*TASK TO COMPLETE*:
Gather the lines from the material that contain "target".
================
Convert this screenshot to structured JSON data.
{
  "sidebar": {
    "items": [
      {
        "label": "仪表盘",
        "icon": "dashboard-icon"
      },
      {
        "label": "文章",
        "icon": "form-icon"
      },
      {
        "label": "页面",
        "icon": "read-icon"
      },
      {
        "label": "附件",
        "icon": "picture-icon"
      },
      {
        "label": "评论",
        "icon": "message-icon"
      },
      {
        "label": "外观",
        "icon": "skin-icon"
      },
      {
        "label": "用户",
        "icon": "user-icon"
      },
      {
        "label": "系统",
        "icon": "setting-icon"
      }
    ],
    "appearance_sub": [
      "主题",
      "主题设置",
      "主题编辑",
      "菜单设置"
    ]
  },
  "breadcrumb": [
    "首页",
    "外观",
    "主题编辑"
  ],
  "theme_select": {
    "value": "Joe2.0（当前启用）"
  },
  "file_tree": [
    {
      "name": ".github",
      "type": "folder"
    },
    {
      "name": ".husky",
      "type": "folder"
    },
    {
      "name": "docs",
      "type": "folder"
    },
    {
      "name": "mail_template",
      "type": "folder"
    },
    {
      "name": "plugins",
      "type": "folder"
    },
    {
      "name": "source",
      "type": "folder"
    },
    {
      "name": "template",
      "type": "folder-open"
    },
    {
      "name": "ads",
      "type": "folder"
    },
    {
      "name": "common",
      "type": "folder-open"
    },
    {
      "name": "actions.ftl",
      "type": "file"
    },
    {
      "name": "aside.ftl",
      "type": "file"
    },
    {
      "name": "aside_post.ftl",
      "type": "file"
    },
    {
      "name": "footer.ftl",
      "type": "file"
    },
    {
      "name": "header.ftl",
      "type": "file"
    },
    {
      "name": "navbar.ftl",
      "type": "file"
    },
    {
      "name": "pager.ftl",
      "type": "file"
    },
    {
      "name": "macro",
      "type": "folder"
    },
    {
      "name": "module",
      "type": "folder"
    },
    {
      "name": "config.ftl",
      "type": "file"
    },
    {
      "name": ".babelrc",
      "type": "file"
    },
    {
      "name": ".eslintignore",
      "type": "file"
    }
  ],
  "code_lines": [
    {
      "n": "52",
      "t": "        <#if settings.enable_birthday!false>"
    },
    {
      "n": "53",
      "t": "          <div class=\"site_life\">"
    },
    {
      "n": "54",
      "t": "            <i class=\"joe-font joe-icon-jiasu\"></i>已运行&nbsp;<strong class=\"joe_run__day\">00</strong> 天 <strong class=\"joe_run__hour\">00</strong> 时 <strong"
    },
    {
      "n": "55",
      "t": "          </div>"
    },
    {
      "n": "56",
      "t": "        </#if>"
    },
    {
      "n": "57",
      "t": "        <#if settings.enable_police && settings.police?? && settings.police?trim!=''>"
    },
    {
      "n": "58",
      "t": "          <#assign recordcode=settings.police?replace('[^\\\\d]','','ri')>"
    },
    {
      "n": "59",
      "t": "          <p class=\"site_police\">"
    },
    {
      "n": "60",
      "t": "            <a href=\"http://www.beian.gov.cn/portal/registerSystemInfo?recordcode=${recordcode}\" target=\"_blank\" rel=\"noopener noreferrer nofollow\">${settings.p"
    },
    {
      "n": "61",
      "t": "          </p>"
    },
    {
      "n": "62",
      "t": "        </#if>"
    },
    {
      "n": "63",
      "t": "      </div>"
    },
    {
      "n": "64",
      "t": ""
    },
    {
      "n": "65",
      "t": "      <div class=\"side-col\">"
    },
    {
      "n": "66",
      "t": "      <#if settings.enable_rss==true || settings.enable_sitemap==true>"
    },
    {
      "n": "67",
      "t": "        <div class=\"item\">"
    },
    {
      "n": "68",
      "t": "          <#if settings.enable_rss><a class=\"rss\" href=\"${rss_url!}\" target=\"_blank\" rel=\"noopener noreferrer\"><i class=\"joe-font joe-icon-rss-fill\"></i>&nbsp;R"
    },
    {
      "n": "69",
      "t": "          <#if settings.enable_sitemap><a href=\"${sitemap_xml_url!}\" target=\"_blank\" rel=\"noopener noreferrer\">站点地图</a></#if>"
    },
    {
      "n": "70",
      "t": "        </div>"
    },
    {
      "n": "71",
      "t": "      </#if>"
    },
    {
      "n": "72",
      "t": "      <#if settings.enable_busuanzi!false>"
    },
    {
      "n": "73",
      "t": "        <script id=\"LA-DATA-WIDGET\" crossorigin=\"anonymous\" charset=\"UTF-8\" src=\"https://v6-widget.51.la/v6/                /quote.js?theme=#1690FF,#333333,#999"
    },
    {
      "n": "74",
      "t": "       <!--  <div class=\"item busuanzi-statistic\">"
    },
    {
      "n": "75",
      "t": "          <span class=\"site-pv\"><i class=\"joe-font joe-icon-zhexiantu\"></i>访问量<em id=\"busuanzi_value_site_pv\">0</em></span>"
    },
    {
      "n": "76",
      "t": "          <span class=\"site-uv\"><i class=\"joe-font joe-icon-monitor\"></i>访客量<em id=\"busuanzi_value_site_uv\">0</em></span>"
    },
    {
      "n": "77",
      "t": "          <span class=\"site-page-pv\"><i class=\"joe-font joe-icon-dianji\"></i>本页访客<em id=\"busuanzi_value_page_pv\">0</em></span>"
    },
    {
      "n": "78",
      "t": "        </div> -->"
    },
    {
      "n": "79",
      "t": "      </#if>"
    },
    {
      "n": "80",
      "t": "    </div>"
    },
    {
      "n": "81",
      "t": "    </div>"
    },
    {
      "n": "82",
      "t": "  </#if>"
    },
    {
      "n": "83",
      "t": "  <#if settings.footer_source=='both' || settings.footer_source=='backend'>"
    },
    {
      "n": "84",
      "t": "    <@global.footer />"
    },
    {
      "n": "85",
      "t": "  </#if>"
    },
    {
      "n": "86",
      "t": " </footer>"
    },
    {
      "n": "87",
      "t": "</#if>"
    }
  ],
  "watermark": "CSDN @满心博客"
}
================
*OUTPUT*:
      "t": "            <a href=\"http://www.beian.gov.cn/portal/registerSystemInfo?recordcode=${recordcode}\" target=\"_blank\" rel=\"noopener noreferrer nofollow\">${settings.p"
      "t": "          <#if settings.enable_rss><a class=\"rss\" href=\"${rss_url!}\" target=\"_blank\" rel=\"noopener noreferrer\"><i class=\"joe-font joe-icon-rss-fill\"></i>&nbsp;R"
      "t": "          <#if settings.enable_sitemap><a href=\"${sitemap_xml_url!}\" target=\"_blank\" rel=\"noopener noreferrer\">站点地图</a></#if>"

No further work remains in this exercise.